Check each line of the listing for the word "Autodesk" and give only the number of lines that have it.
--- Stored rows ---
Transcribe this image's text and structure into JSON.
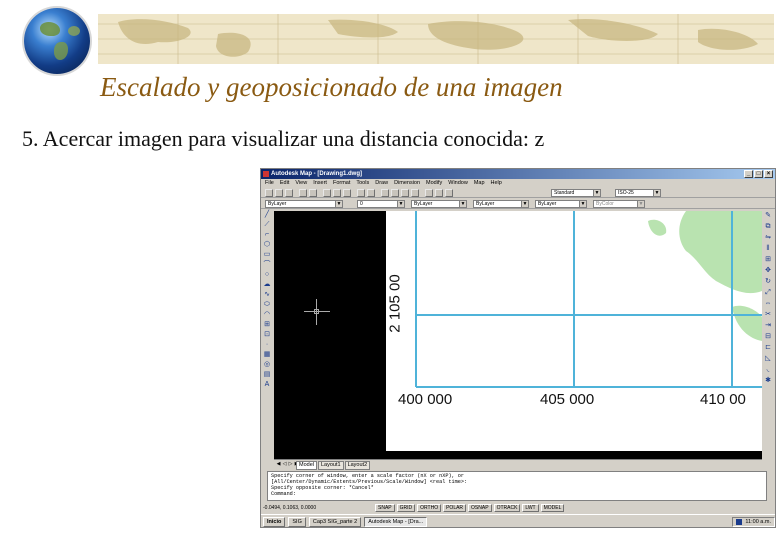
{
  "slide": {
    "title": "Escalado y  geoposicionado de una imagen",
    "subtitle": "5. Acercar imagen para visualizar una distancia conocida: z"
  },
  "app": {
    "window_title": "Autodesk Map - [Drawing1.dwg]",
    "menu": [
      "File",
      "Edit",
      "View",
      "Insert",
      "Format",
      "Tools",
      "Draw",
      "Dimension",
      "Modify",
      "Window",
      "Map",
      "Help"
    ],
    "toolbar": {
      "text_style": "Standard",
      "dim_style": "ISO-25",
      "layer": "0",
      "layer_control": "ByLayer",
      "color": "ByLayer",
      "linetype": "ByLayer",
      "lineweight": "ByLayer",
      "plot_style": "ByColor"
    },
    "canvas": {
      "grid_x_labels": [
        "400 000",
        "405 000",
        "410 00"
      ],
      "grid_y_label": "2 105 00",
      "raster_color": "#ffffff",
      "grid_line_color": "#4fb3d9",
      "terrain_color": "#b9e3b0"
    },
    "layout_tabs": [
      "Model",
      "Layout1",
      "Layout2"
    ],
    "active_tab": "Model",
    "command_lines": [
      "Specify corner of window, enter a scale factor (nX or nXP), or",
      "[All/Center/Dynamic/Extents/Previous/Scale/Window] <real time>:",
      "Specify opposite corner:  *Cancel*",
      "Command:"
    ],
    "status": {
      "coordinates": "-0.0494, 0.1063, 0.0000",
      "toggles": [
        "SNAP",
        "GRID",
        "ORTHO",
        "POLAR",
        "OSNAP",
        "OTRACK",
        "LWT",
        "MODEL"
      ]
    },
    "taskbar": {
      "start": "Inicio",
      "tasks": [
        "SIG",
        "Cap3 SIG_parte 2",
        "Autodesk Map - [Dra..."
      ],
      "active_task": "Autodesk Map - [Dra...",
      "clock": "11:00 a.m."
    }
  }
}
---
--- Stored rows ---
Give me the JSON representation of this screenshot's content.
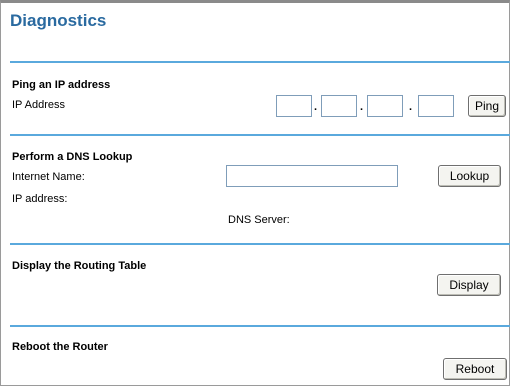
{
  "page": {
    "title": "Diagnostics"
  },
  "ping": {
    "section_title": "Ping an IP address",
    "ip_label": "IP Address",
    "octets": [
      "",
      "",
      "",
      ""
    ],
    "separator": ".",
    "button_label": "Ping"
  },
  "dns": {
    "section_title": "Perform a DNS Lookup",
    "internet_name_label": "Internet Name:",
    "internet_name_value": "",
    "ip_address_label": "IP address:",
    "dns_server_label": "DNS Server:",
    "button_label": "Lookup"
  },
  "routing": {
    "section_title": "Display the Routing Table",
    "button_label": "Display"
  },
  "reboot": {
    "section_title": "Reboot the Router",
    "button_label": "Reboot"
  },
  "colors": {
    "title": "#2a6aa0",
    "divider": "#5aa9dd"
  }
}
---
--- Exercise solution ---
3